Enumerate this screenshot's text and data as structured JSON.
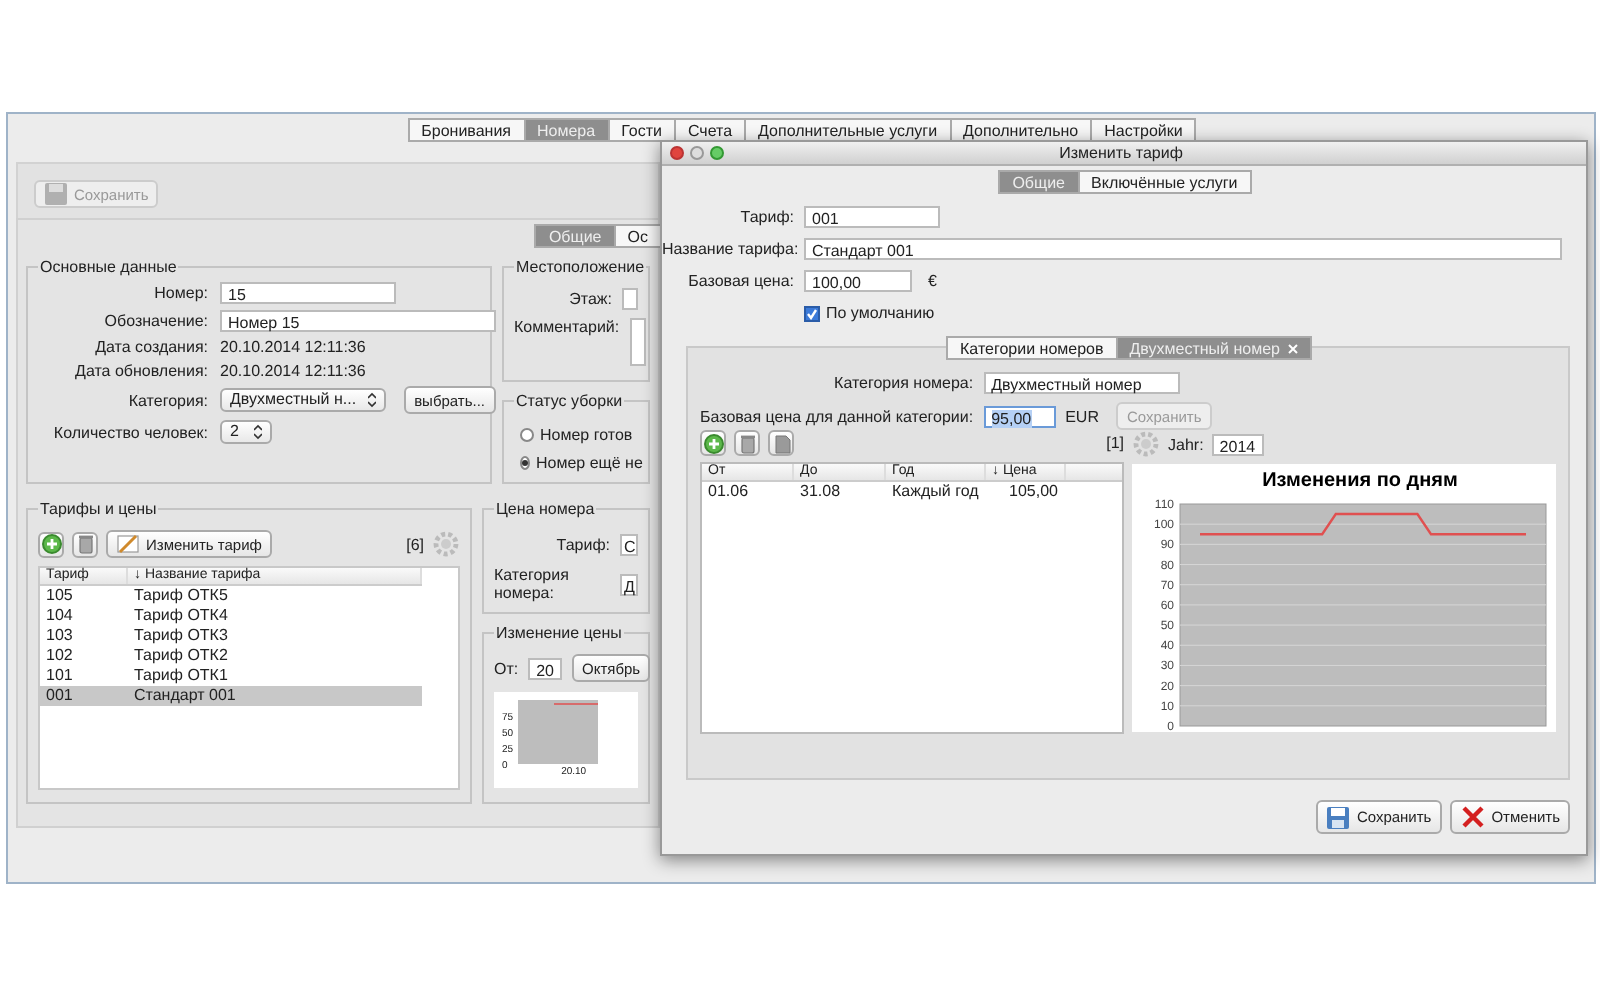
{
  "main_window": {
    "tabs": [
      {
        "label": "Бронивания",
        "selected": false
      },
      {
        "label": "Номера",
        "selected": true
      },
      {
        "label": "Гости",
        "selected": false
      },
      {
        "label": "Счета",
        "selected": false
      },
      {
        "label": "Дополнительные услуги",
        "selected": false
      },
      {
        "label": "Дополнительно",
        "selected": false
      },
      {
        "label": "Настройки",
        "selected": false
      }
    ],
    "save_button": {
      "label": "Сохранить",
      "disabled": true
    },
    "subtabs": [
      {
        "label": "Общие",
        "selected": true
      },
      {
        "label": "Ос",
        "selected": false
      }
    ],
    "basic_data": {
      "title": "Основные данные",
      "fields": [
        {
          "kind": "field",
          "label": "Номер:",
          "value": "15"
        },
        {
          "kind": "longfield",
          "label": "Обозначение:",
          "value": "Номер 15"
        },
        {
          "kind": "text",
          "label": "Дата создания:",
          "value": "20.10.2014  12:11:36"
        },
        {
          "kind": "text",
          "label": "Дата обновления:",
          "value": "20.10.2014  12:11:36"
        },
        {
          "kind": "select",
          "label": "Категория:",
          "value": "Двухместный н...",
          "button": "выбрать..."
        },
        {
          "kind": "spinner",
          "label": "Количество человек:",
          "value": "2"
        }
      ]
    },
    "location": {
      "title": "Местоположение",
      "floor_label": "Этаж:",
      "comment_label": "Комментарий:"
    },
    "cleaning": {
      "title": "Статус уборки",
      "options": [
        {
          "label": "Номер готов",
          "selected": false
        },
        {
          "label": "Номер ещё не",
          "selected": true
        }
      ]
    },
    "tariffs": {
      "title": "Тарифы и цены",
      "edit_button": "Изменить тариф",
      "count": "[6]",
      "columns": [
        "Тариф",
        "↓ Название тарифа"
      ],
      "rows": [
        {
          "cells": [
            "105",
            "Тариф ОТК5"
          ],
          "selected": false
        },
        {
          "cells": [
            "104",
            "Тариф ОТК4"
          ],
          "selected": false
        },
        {
          "cells": [
            "103",
            "Тариф ОТК3"
          ],
          "selected": false
        },
        {
          "cells": [
            "102",
            "Тариф ОТК2"
          ],
          "selected": false
        },
        {
          "cells": [
            "101",
            "Тариф ОТК1"
          ],
          "selected": false
        },
        {
          "cells": [
            "001",
            "Стандарт 001"
          ],
          "selected": true
        }
      ]
    },
    "room_price": {
      "title": "Цена номера",
      "fields": [
        {
          "label": "Тариф:",
          "value": "С"
        },
        {
          "label": "Категория номера:",
          "value": "Д"
        }
      ]
    },
    "price_change": {
      "title": "Изменение цены",
      "from_label": "От:",
      "day": "20",
      "month": "Октябрь",
      "yticks": [
        "75",
        "50",
        "25",
        "0"
      ],
      "xtick": "20.10"
    }
  },
  "dialog": {
    "title": "Изменить тариф",
    "tabs": [
      {
        "label": "Общие",
        "selected": true
      },
      {
        "label": "Включённые услуги",
        "selected": false
      }
    ],
    "fields": [
      {
        "kind": "field",
        "label": "Тариф:",
        "value": "001"
      },
      {
        "kind": "longfield",
        "label": "Название тарифа:",
        "value": "Стандарт 001"
      },
      {
        "kind": "field",
        "label": "Базовая цена:",
        "value": "100,00",
        "unit": "€"
      }
    ],
    "default_checkbox": {
      "label": "По умолчанию",
      "checked": true
    },
    "category_tabs": [
      {
        "label": "Категории номеров",
        "selected": false,
        "closable": false
      },
      {
        "label": "Двухместный номер",
        "selected": true,
        "closable": true
      }
    ],
    "category": {
      "label": "Категория номера:",
      "value": "Двухместный номер"
    },
    "category_price": {
      "label": "Базовая цена для данной категории:",
      "value": "95,00",
      "unit": "EUR",
      "save_button": {
        "label": "Сохранить",
        "disabled": true
      }
    },
    "count": "[1]",
    "year_label": "Jahr:",
    "year": "2014",
    "periods": {
      "columns": [
        "От",
        "До",
        "Год",
        "↓ Цена"
      ],
      "rows": [
        [
          "01.06",
          "31.08",
          "Каждый год",
          "105,00"
        ]
      ]
    },
    "chart_data": {
      "type": "line",
      "title": "Изменения по дням",
      "categories": [
        null,
        null,
        null,
        null,
        null,
        null,
        null,
        null,
        null,
        null,
        null,
        null,
        null,
        null,
        null,
        null,
        null,
        null,
        null,
        null,
        null,
        null,
        null,
        null,
        null
      ],
      "series": [
        {
          "color": "#e05050",
          "values": [
            95,
            95,
            95,
            95,
            95,
            95,
            95,
            95,
            95,
            95,
            105,
            105,
            105,
            105,
            105,
            105,
            105,
            95,
            95,
            95,
            95,
            95,
            95,
            95,
            95
          ]
        }
      ],
      "grid": true,
      "ylim": [
        0,
        110
      ],
      "yticks": [
        0,
        10,
        20,
        30,
        40,
        50,
        60,
        70,
        80,
        90,
        100,
        110
      ]
    },
    "buttons": [
      {
        "kind": "save",
        "label": "Сохранить"
      },
      {
        "kind": "cancel",
        "label": "Отменить"
      }
    ]
  }
}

● Description of the task:
From the listing, tally every line with the word "kind" in it and give only the tally.

● Solution to this problem:
11